→ **Instruction**: Write out every line of the material as it stands, apart from the pictures.

→ **Records about charts and figures**:

########################################

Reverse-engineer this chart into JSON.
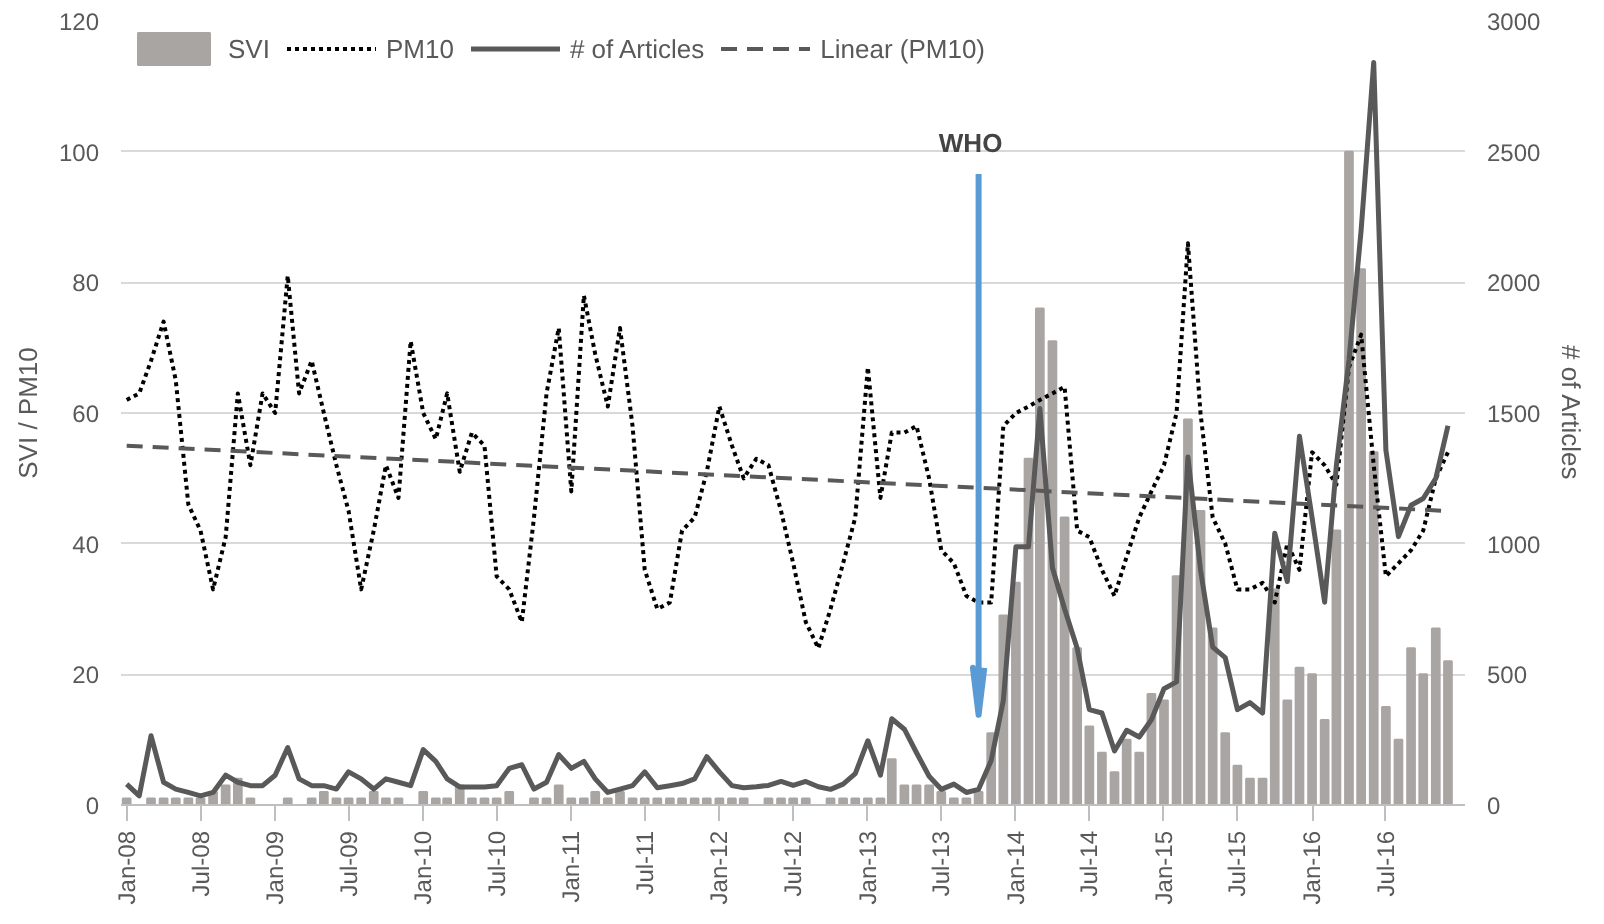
{
  "chart_data": {
    "type": "bar",
    "x": [
      "2008-01",
      "2008-02",
      "2008-03",
      "2008-04",
      "2008-05",
      "2008-06",
      "2008-07",
      "2008-08",
      "2008-09",
      "2008-10",
      "2008-11",
      "2008-12",
      "2009-01",
      "2009-02",
      "2009-03",
      "2009-04",
      "2009-05",
      "2009-06",
      "2009-07",
      "2009-08",
      "2009-09",
      "2009-10",
      "2009-11",
      "2009-12",
      "2010-01",
      "2010-02",
      "2010-03",
      "2010-04",
      "2010-05",
      "2010-06",
      "2010-07",
      "2010-08",
      "2010-09",
      "2010-10",
      "2010-11",
      "2010-12",
      "2011-01",
      "2011-02",
      "2011-03",
      "2011-04",
      "2011-05",
      "2011-06",
      "2011-07",
      "2011-08",
      "2011-09",
      "2011-10",
      "2011-11",
      "2011-12",
      "2012-01",
      "2012-02",
      "2012-03",
      "2012-04",
      "2012-05",
      "2012-06",
      "2012-07",
      "2012-08",
      "2012-09",
      "2012-10",
      "2012-11",
      "2012-12",
      "2013-01",
      "2013-02",
      "2013-03",
      "2013-04",
      "2013-05",
      "2013-06",
      "2013-07",
      "2013-08",
      "2013-09",
      "2013-10",
      "2013-11",
      "2013-12",
      "2014-01",
      "2014-02",
      "2014-03",
      "2014-04",
      "2014-05",
      "2014-06",
      "2014-07",
      "2014-08",
      "2014-09",
      "2014-10",
      "2014-11",
      "2014-12",
      "2015-01",
      "2015-02",
      "2015-03",
      "2015-04",
      "2015-05",
      "2015-06",
      "2015-07",
      "2015-08",
      "2015-09",
      "2015-10",
      "2015-11",
      "2015-12",
      "2016-01",
      "2016-02",
      "2016-03",
      "2016-04",
      "2016-05",
      "2016-06",
      "2016-07",
      "2016-08",
      "2016-09",
      "2016-10",
      "2016-11",
      "2016-12"
    ],
    "series": [
      {
        "name": "SVI",
        "color": "#a9a5a3",
        "values": [
          1,
          0,
          1,
          1,
          1,
          1,
          1,
          2,
          3,
          4,
          1,
          0,
          0,
          1,
          0,
          1,
          2,
          1,
          1,
          1,
          2,
          1,
          1,
          0,
          2,
          1,
          1,
          3,
          1,
          1,
          1,
          2,
          0,
          1,
          1,
          3,
          1,
          1,
          2,
          1,
          2,
          1,
          1,
          1,
          1,
          1,
          1,
          1,
          1,
          1,
          1,
          0,
          1,
          1,
          1,
          1,
          0,
          1,
          1,
          1,
          1,
          1,
          7,
          3,
          3,
          3,
          2,
          1,
          1,
          2,
          11,
          29,
          34,
          53,
          76,
          71,
          44,
          24,
          12,
          8,
          5,
          10,
          8,
          17,
          16,
          35,
          59,
          45,
          27,
          11,
          6,
          4,
          4,
          33,
          16,
          21,
          20,
          13,
          42,
          100,
          82,
          54,
          15,
          10,
          24,
          20,
          27,
          22
        ]
      },
      {
        "name": "PM10",
        "type": "line",
        "line_style": "dotted",
        "color": "#000000",
        "values": [
          62,
          63,
          68,
          74,
          65,
          46,
          42,
          33,
          41,
          63,
          52,
          63,
          60,
          81,
          63,
          68,
          60,
          52,
          45,
          33,
          42,
          52,
          47,
          71,
          60,
          56,
          63,
          51,
          57,
          55,
          35,
          33,
          28,
          44,
          63,
          73,
          48,
          78,
          69,
          61,
          73,
          58,
          36,
          30,
          31,
          42,
          44,
          51,
          61,
          55,
          50,
          53,
          52,
          45,
          37,
          28,
          24,
          30,
          37,
          44,
          67,
          47,
          57,
          57,
          58,
          50,
          39,
          37,
          32,
          31,
          31,
          58,
          60,
          61,
          62,
          63,
          64,
          42,
          41,
          36,
          32,
          38,
          44,
          48,
          52,
          60,
          86,
          60,
          44,
          40,
          33,
          33,
          34,
          31,
          40,
          36,
          54,
          52,
          49,
          67,
          72,
          52,
          35,
          37,
          39,
          42,
          50,
          54
        ]
      },
      {
        "name": "# of Articles",
        "type": "line",
        "line_style": "solid",
        "axis": "y2",
        "color": "#595959",
        "values": [
          80,
          35,
          265,
          87,
          61,
          48,
          35,
          48,
          114,
          87,
          74,
          74,
          114,
          220,
          100,
          74,
          74,
          61,
          127,
          100,
          61,
          100,
          87,
          74,
          212,
          167,
          100,
          69,
          69,
          69,
          74,
          140,
          154,
          61,
          87,
          193,
          140,
          167,
          100,
          48,
          61,
          74,
          127,
          66,
          74,
          82,
          100,
          185,
          127,
          74,
          66,
          70,
          75,
          90,
          75,
          90,
          70,
          60,
          80,
          120,
          246,
          114,
          330,
          290,
          200,
          110,
          60,
          80,
          48,
          60,
          170,
          400,
          988,
          988,
          1517,
          908,
          750,
          600,
          365,
          352,
          207,
          286,
          260,
          326,
          445,
          471,
          1332,
          900,
          604,
          564,
          365,
          392,
          352,
          1040,
          855,
          1411,
          1100,
          776,
          1300,
          1703,
          2200,
          2841,
          1358,
          1027,
          1147,
          1173,
          1250,
          1451
        ]
      },
      {
        "name": "Linear (PM10)",
        "type": "line",
        "line_style": "dashed",
        "color": "#595959",
        "x": [
          "2008-01",
          "2016-12"
        ],
        "values": [
          55,
          45
        ]
      }
    ],
    "ylabel": "SVI / PM10",
    "y2label": "# of Articles",
    "xlim": [
      "2007-12-18",
      "2017-01-12"
    ],
    "xticks": [
      {
        "value": "2008-01",
        "label": "Jan-08"
      },
      {
        "value": "2008-07",
        "label": "Jul-08"
      },
      {
        "value": "2009-01",
        "label": "Jan-09"
      },
      {
        "value": "2009-07",
        "label": "Jul-09"
      },
      {
        "value": "2010-01",
        "label": "Jan-10"
      },
      {
        "value": "2010-07",
        "label": "Jul-10"
      },
      {
        "value": "2011-01",
        "label": "Jan-11"
      },
      {
        "value": "2011-07",
        "label": "Jul-11"
      },
      {
        "value": "2012-01",
        "label": "Jan-12"
      },
      {
        "value": "2012-07",
        "label": "Jul-12"
      },
      {
        "value": "2013-01",
        "label": "Jan-13"
      },
      {
        "value": "2013-07",
        "label": "Jul-13"
      },
      {
        "value": "2014-01",
        "label": "Jan-14"
      },
      {
        "value": "2014-07",
        "label": "Jul-14"
      },
      {
        "value": "2015-01",
        "label": "Jan-15"
      },
      {
        "value": "2015-07",
        "label": "Jul-15"
      },
      {
        "value": "2016-01",
        "label": "Jan-16"
      },
      {
        "value": "2016-07",
        "label": "Jul-16"
      }
    ],
    "ylim": [
      0,
      120
    ],
    "yticks": [
      0,
      20,
      40,
      60,
      80,
      100,
      120
    ],
    "y2lim": [
      0,
      3000
    ],
    "y2ticks": [
      0,
      500,
      1000,
      1500,
      2000,
      2500,
      3000
    ],
    "ref_lines": [
      {
        "axis": "x",
        "value": "2013-10",
        "label": "WHO",
        "color": "#5b9bd5"
      }
    ],
    "grid": "y",
    "legend": "top left",
    "marker": "none"
  }
}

########################################

→ **Expected answer**:
Reverse-engineer this chart into JSON.
{
  "chart_data": {
    "type": "bar",
    "x": [
      "2008-01",
      "2008-02",
      "2008-03",
      "2008-04",
      "2008-05",
      "2008-06",
      "2008-07",
      "2008-08",
      "2008-09",
      "2008-10",
      "2008-11",
      "2008-12",
      "2009-01",
      "2009-02",
      "2009-03",
      "2009-04",
      "2009-05",
      "2009-06",
      "2009-07",
      "2009-08",
      "2009-09",
      "2009-10",
      "2009-11",
      "2009-12",
      "2010-01",
      "2010-02",
      "2010-03",
      "2010-04",
      "2010-05",
      "2010-06",
      "2010-07",
      "2010-08",
      "2010-09",
      "2010-10",
      "2010-11",
      "2010-12",
      "2011-01",
      "2011-02",
      "2011-03",
      "2011-04",
      "2011-05",
      "2011-06",
      "2011-07",
      "2011-08",
      "2011-09",
      "2011-10",
      "2011-11",
      "2011-12",
      "2012-01",
      "2012-02",
      "2012-03",
      "2012-04",
      "2012-05",
      "2012-06",
      "2012-07",
      "2012-08",
      "2012-09",
      "2012-10",
      "2012-11",
      "2012-12",
      "2013-01",
      "2013-02",
      "2013-03",
      "2013-04",
      "2013-05",
      "2013-06",
      "2013-07",
      "2013-08",
      "2013-09",
      "2013-10",
      "2013-11",
      "2013-12",
      "2014-01",
      "2014-02",
      "2014-03",
      "2014-04",
      "2014-05",
      "2014-06",
      "2014-07",
      "2014-08",
      "2014-09",
      "2014-10",
      "2014-11",
      "2014-12",
      "2015-01",
      "2015-02",
      "2015-03",
      "2015-04",
      "2015-05",
      "2015-06",
      "2015-07",
      "2015-08",
      "2015-09",
      "2015-10",
      "2015-11",
      "2015-12",
      "2016-01",
      "2016-02",
      "2016-03",
      "2016-04",
      "2016-05",
      "2016-06",
      "2016-07",
      "2016-08",
      "2016-09",
      "2016-10",
      "2016-11",
      "2016-12"
    ],
    "series": [
      {
        "name": "SVI",
        "color": "#a9a5a3",
        "values": [
          1,
          0,
          1,
          1,
          1,
          1,
          1,
          2,
          3,
          4,
          1,
          0,
          0,
          1,
          0,
          1,
          2,
          1,
          1,
          1,
          2,
          1,
          1,
          0,
          2,
          1,
          1,
          3,
          1,
          1,
          1,
          2,
          0,
          1,
          1,
          3,
          1,
          1,
          2,
          1,
          2,
          1,
          1,
          1,
          1,
          1,
          1,
          1,
          1,
          1,
          1,
          0,
          1,
          1,
          1,
          1,
          0,
          1,
          1,
          1,
          1,
          1,
          7,
          3,
          3,
          3,
          2,
          1,
          1,
          2,
          11,
          29,
          34,
          53,
          76,
          71,
          44,
          24,
          12,
          8,
          5,
          10,
          8,
          17,
          16,
          35,
          59,
          45,
          27,
          11,
          6,
          4,
          4,
          33,
          16,
          21,
          20,
          13,
          42,
          100,
          82,
          54,
          15,
          10,
          24,
          20,
          27,
          22
        ]
      },
      {
        "name": "PM10",
        "type": "line",
        "line_style": "dotted",
        "color": "#000000",
        "values": [
          62,
          63,
          68,
          74,
          65,
          46,
          42,
          33,
          41,
          63,
          52,
          63,
          60,
          81,
          63,
          68,
          60,
          52,
          45,
          33,
          42,
          52,
          47,
          71,
          60,
          56,
          63,
          51,
          57,
          55,
          35,
          33,
          28,
          44,
          63,
          73,
          48,
          78,
          69,
          61,
          73,
          58,
          36,
          30,
          31,
          42,
          44,
          51,
          61,
          55,
          50,
          53,
          52,
          45,
          37,
          28,
          24,
          30,
          37,
          44,
          67,
          47,
          57,
          57,
          58,
          50,
          39,
          37,
          32,
          31,
          31,
          58,
          60,
          61,
          62,
          63,
          64,
          42,
          41,
          36,
          32,
          38,
          44,
          48,
          52,
          60,
          86,
          60,
          44,
          40,
          33,
          33,
          34,
          31,
          40,
          36,
          54,
          52,
          49,
          67,
          72,
          52,
          35,
          37,
          39,
          42,
          50,
          54
        ]
      },
      {
        "name": "# of Articles",
        "type": "line",
        "line_style": "solid",
        "axis": "y2",
        "color": "#595959",
        "values": [
          80,
          35,
          265,
          87,
          61,
          48,
          35,
          48,
          114,
          87,
          74,
          74,
          114,
          220,
          100,
          74,
          74,
          61,
          127,
          100,
          61,
          100,
          87,
          74,
          212,
          167,
          100,
          69,
          69,
          69,
          74,
          140,
          154,
          61,
          87,
          193,
          140,
          167,
          100,
          48,
          61,
          74,
          127,
          66,
          74,
          82,
          100,
          185,
          127,
          74,
          66,
          70,
          75,
          90,
          75,
          90,
          70,
          60,
          80,
          120,
          246,
          114,
          330,
          290,
          200,
          110,
          60,
          80,
          48,
          60,
          170,
          400,
          988,
          988,
          1517,
          908,
          750,
          600,
          365,
          352,
          207,
          286,
          260,
          326,
          445,
          471,
          1332,
          900,
          604,
          564,
          365,
          392,
          352,
          1040,
          855,
          1411,
          1100,
          776,
          1300,
          1703,
          2200,
          2841,
          1358,
          1027,
          1147,
          1173,
          1250,
          1451
        ]
      },
      {
        "name": "Linear (PM10)",
        "type": "line",
        "line_style": "dashed",
        "color": "#595959",
        "x": [
          "2008-01",
          "2016-12"
        ],
        "values": [
          55,
          45
        ]
      }
    ],
    "ylabel": "SVI / PM10",
    "y2label": "# of Articles",
    "xlim": [
      "2007-12-18",
      "2017-01-12"
    ],
    "xticks": [
      {
        "value": "2008-01",
        "label": "Jan-08"
      },
      {
        "value": "2008-07",
        "label": "Jul-08"
      },
      {
        "value": "2009-01",
        "label": "Jan-09"
      },
      {
        "value": "2009-07",
        "label": "Jul-09"
      },
      {
        "value": "2010-01",
        "label": "Jan-10"
      },
      {
        "value": "2010-07",
        "label": "Jul-10"
      },
      {
        "value": "2011-01",
        "label": "Jan-11"
      },
      {
        "value": "2011-07",
        "label": "Jul-11"
      },
      {
        "value": "2012-01",
        "label": "Jan-12"
      },
      {
        "value": "2012-07",
        "label": "Jul-12"
      },
      {
        "value": "2013-01",
        "label": "Jan-13"
      },
      {
        "value": "2013-07",
        "label": "Jul-13"
      },
      {
        "value": "2014-01",
        "label": "Jan-14"
      },
      {
        "value": "2014-07",
        "label": "Jul-14"
      },
      {
        "value": "2015-01",
        "label": "Jan-15"
      },
      {
        "value": "2015-07",
        "label": "Jul-15"
      },
      {
        "value": "2016-01",
        "label": "Jan-16"
      },
      {
        "value": "2016-07",
        "label": "Jul-16"
      }
    ],
    "ylim": [
      0,
      120
    ],
    "yticks": [
      0,
      20,
      40,
      60,
      80,
      100,
      120
    ],
    "y2lim": [
      0,
      3000
    ],
    "y2ticks": [
      0,
      500,
      1000,
      1500,
      2000,
      2500,
      3000
    ],
    "ref_lines": [
      {
        "axis": "x",
        "value": "2013-10",
        "label": "WHO",
        "color": "#5b9bd5"
      }
    ],
    "grid": "y",
    "legend": "top left",
    "marker": "none"
  }
}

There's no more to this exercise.